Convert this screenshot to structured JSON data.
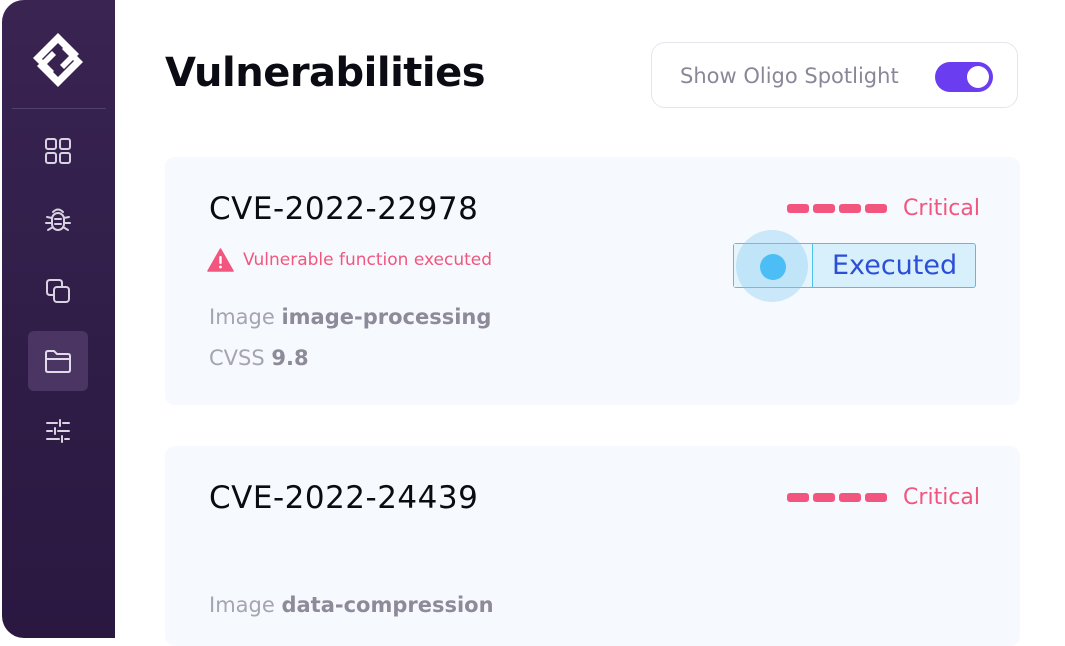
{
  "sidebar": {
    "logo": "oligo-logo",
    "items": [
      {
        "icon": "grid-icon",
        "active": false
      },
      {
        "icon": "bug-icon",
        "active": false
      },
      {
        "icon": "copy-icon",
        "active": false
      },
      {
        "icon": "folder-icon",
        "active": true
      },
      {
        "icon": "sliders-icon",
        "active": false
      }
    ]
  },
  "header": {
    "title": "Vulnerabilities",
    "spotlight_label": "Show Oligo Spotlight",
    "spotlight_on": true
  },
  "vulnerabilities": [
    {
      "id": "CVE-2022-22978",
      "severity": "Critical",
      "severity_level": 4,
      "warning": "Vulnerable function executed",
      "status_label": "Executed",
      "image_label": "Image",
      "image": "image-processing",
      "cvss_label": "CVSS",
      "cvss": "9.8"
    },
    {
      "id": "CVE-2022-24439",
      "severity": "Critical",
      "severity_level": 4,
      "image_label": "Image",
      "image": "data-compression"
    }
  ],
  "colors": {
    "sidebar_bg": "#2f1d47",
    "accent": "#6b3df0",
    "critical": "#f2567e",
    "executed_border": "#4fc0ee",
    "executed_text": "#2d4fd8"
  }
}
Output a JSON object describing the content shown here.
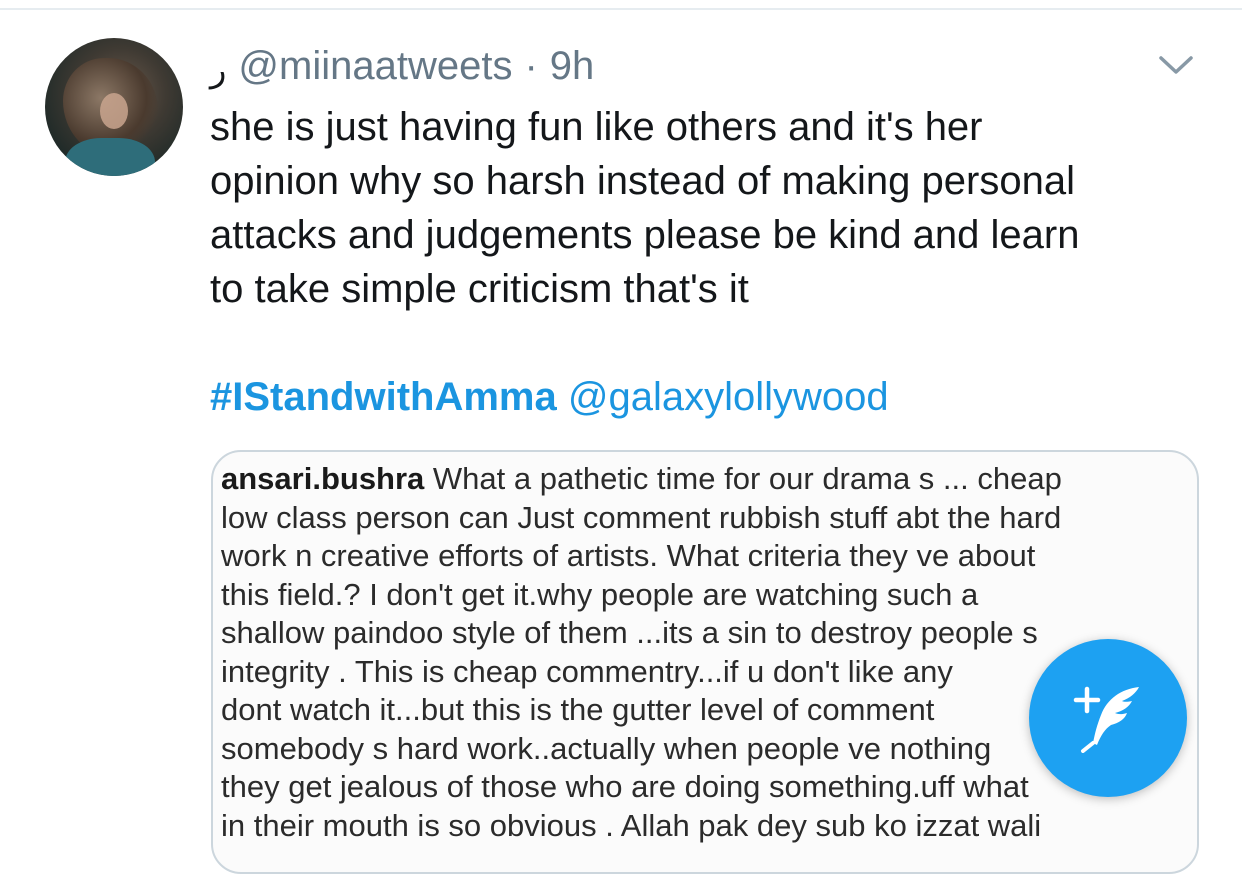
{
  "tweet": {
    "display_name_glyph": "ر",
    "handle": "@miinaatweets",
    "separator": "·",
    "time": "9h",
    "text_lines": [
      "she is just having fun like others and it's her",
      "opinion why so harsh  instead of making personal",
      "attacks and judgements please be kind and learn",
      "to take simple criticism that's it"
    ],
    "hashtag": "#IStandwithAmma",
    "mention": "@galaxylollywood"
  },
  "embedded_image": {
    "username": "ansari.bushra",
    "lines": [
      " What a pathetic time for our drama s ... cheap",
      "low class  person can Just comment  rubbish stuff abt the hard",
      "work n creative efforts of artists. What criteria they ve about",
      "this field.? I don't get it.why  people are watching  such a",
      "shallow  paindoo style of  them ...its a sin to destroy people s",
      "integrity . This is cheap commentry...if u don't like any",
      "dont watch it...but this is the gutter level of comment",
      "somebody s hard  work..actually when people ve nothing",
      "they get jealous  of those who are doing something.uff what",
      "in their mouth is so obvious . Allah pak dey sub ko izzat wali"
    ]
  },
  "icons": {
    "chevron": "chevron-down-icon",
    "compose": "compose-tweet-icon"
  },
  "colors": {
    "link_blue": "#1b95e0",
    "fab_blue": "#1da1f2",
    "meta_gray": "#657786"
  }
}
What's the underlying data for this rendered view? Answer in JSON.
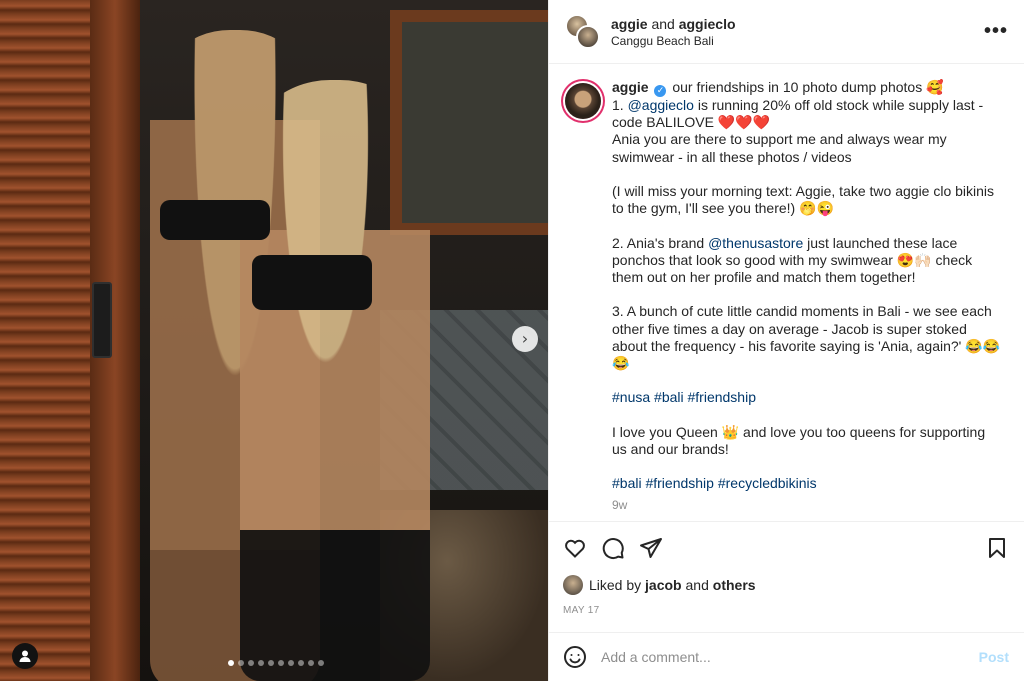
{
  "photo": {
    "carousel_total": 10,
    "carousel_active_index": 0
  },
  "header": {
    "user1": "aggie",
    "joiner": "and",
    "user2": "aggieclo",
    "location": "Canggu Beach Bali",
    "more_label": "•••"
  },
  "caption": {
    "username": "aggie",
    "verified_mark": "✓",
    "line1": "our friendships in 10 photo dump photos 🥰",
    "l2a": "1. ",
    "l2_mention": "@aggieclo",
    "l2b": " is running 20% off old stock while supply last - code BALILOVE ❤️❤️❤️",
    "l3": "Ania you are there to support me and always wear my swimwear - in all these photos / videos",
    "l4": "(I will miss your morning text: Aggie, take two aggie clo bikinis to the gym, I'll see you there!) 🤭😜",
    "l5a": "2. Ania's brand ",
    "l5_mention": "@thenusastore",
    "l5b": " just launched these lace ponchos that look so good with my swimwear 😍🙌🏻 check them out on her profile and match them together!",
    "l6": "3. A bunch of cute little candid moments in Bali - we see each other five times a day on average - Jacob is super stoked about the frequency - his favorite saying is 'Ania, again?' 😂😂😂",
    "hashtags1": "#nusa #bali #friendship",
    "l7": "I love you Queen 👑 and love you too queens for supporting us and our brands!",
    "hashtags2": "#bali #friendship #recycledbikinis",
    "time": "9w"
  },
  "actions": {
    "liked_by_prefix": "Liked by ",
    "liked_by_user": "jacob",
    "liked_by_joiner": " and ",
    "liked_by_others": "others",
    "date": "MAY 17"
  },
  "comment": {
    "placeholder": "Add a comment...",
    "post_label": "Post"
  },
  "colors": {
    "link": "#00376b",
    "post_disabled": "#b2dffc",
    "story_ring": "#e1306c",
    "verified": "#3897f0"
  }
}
■ ■ ■
WRITTEN PROBLEM
Every line from the one containing "What's the underlying" through the end of the entries above, both included, should be extracted exactly, with pictures left out.

RESPONSE
What's the underlying data for this rendered view? Answer in JSON.
{
  "photo": {
    "carousel_total": 10,
    "carousel_active_index": 0
  },
  "header": {
    "user1": "aggie",
    "joiner": "and",
    "user2": "aggieclo",
    "location": "Canggu Beach Bali",
    "more_label": "•••"
  },
  "caption": {
    "username": "aggie",
    "verified_mark": "✓",
    "line1": "our friendships in 10 photo dump photos 🥰",
    "l2a": "1. ",
    "l2_mention": "@aggieclo",
    "l2b": " is running 20% off old stock while supply last - code BALILOVE ❤️❤️❤️",
    "l3": "Ania you are there to support me and always wear my swimwear - in all these photos / videos",
    "l4": "(I will miss your morning text: Aggie, take two aggie clo bikinis to the gym, I'll see you there!) 🤭😜",
    "l5a": "2. Ania's brand ",
    "l5_mention": "@thenusastore",
    "l5b": " just launched these lace ponchos that look so good with my swimwear 😍🙌🏻 check them out on her profile and match them together!",
    "l6": "3. A bunch of cute little candid moments in Bali - we see each other five times a day on average - Jacob is super stoked about the frequency - his favorite saying is 'Ania, again?' 😂😂😂",
    "hashtags1": "#nusa #bali #friendship",
    "l7": "I love you Queen 👑 and love you too queens for supporting us and our brands!",
    "hashtags2": "#bali #friendship #recycledbikinis",
    "time": "9w"
  },
  "actions": {
    "liked_by_prefix": "Liked by ",
    "liked_by_user": "jacob",
    "liked_by_joiner": " and ",
    "liked_by_others": "others",
    "date": "MAY 17"
  },
  "comment": {
    "placeholder": "Add a comment...",
    "post_label": "Post"
  },
  "colors": {
    "link": "#00376b",
    "post_disabled": "#b2dffc",
    "story_ring": "#e1306c",
    "verified": "#3897f0"
  }
}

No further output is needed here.